━━━━━ DATA FOR THE TASK

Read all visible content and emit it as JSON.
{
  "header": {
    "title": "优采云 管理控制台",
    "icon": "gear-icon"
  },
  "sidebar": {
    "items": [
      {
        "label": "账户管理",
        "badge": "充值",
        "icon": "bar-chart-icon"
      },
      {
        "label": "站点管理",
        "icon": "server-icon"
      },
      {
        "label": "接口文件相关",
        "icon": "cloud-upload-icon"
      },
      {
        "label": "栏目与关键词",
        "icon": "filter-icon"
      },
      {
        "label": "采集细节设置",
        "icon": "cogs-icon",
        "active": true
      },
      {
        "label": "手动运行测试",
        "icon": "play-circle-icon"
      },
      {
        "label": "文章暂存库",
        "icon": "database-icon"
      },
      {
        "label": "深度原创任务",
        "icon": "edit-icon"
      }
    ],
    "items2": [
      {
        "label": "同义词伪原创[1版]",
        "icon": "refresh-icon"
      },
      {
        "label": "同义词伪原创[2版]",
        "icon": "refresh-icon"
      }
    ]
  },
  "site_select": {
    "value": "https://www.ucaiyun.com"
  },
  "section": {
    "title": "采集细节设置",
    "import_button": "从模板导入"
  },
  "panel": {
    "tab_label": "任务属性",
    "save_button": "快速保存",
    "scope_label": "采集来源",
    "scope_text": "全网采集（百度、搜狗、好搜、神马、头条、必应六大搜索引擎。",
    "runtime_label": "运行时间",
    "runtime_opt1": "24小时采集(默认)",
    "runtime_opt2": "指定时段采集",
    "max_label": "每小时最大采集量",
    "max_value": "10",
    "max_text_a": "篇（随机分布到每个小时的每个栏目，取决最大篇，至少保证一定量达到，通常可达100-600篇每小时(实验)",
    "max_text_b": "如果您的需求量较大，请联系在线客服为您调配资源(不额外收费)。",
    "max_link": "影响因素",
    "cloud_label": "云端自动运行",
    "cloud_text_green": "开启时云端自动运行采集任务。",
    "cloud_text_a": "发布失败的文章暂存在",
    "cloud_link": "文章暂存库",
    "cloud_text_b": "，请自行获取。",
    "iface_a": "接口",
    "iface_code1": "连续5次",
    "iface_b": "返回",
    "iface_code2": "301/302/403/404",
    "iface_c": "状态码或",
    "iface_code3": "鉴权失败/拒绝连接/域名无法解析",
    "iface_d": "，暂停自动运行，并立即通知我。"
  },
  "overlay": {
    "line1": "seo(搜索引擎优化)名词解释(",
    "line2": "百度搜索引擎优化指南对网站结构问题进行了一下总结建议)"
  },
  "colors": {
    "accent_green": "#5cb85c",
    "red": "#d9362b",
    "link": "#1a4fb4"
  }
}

━━━━━━━━━━

### [SET EXERCISE]
Set all of the entries down again, exactly as they were given.

### [TASK RESPONSE]
Read all visible content and emit it as JSON.
{
  "header": {
    "title": "优采云 管理控制台",
    "icon": "gear-icon"
  },
  "sidebar": {
    "items": [
      {
        "label": "账户管理",
        "badge": "充值",
        "icon": "bar-chart-icon"
      },
      {
        "label": "站点管理",
        "icon": "server-icon"
      },
      {
        "label": "接口文件相关",
        "icon": "cloud-upload-icon"
      },
      {
        "label": "栏目与关键词",
        "icon": "filter-icon"
      },
      {
        "label": "采集细节设置",
        "icon": "cogs-icon",
        "active": true
      },
      {
        "label": "手动运行测试",
        "icon": "play-circle-icon"
      },
      {
        "label": "文章暂存库",
        "icon": "database-icon"
      },
      {
        "label": "深度原创任务",
        "icon": "edit-icon"
      }
    ],
    "items2": [
      {
        "label": "同义词伪原创[1版]",
        "icon": "refresh-icon"
      },
      {
        "label": "同义词伪原创[2版]",
        "icon": "refresh-icon"
      }
    ]
  },
  "site_select": {
    "value": "https://www.ucaiyun.com"
  },
  "section": {
    "title": "采集细节设置",
    "import_button": "从模板导入"
  },
  "panel": {
    "tab_label": "任务属性",
    "save_button": "快速保存",
    "scope_label": "采集来源",
    "scope_text": "全网采集（百度、搜狗、好搜、神马、头条、必应六大搜索引擎。",
    "runtime_label": "运行时间",
    "runtime_opt1": "24小时采集(默认)",
    "runtime_opt2": "指定时段采集",
    "max_label": "每小时最大采集量",
    "max_value": "10",
    "max_text_a": "篇（随机分布到每个小时的每个栏目，取决最大篇，至少保证一定量达到，通常可达100-600篇每小时(实验)",
    "max_text_b": "如果您的需求量较大，请联系在线客服为您调配资源(不额外收费)。",
    "max_link": "影响因素",
    "cloud_label": "云端自动运行",
    "cloud_text_green": "开启时云端自动运行采集任务。",
    "cloud_text_a": "发布失败的文章暂存在",
    "cloud_link": "文章暂存库",
    "cloud_text_b": "，请自行获取。",
    "iface_a": "接口",
    "iface_code1": "连续5次",
    "iface_b": "返回",
    "iface_code2": "301/302/403/404",
    "iface_c": "状态码或",
    "iface_code3": "鉴权失败/拒绝连接/域名无法解析",
    "iface_d": "，暂停自动运行，并立即通知我。"
  },
  "overlay": {
    "line1": "seo(搜索引擎优化)名词解释(",
    "line2": "百度搜索引擎优化指南对网站结构问题进行了一下总结建议)"
  },
  "colors": {
    "accent_green": "#5cb85c",
    "red": "#d9362b",
    "link": "#1a4fb4"
  }
}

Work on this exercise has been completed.